GIVEN REQUEST: How many lines of the material below contain the string "icon"? Answer with the number and nothing else.

GIVEN DATA:
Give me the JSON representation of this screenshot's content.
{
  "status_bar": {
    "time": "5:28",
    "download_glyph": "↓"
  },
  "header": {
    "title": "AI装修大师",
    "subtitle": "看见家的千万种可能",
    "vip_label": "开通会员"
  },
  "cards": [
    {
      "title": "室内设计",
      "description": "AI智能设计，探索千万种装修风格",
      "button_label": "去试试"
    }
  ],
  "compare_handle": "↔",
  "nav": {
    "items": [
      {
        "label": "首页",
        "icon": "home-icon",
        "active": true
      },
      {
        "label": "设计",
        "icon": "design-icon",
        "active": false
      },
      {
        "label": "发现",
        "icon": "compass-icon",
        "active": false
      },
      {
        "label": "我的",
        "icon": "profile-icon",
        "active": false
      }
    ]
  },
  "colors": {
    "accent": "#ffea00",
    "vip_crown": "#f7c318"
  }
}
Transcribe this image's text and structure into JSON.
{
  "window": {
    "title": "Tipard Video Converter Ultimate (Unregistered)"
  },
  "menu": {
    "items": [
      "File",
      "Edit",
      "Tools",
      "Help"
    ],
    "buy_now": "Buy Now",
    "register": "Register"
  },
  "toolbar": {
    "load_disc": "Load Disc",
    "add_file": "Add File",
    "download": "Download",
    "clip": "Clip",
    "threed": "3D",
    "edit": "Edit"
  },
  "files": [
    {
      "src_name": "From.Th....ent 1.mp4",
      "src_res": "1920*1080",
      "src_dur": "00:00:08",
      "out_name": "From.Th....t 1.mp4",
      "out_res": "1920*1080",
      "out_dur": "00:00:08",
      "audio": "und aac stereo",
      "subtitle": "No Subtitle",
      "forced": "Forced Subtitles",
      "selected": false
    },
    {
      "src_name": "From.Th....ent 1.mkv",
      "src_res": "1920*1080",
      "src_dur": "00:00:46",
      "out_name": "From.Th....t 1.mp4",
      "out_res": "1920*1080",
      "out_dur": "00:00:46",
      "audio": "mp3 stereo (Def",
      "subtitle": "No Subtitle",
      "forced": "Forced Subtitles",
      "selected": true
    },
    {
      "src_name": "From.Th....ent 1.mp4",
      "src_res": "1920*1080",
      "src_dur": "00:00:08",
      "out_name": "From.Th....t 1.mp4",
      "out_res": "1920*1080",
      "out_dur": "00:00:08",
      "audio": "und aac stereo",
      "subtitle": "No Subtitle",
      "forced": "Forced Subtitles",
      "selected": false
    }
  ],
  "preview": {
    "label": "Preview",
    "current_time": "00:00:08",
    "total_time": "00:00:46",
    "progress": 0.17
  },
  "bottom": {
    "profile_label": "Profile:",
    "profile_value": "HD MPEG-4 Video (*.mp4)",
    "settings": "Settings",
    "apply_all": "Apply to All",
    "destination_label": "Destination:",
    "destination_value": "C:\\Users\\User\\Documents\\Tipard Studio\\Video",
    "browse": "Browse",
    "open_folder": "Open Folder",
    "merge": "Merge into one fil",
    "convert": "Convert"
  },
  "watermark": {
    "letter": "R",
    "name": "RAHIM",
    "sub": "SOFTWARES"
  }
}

RESPONSE FOR THIS EXERCISE: 4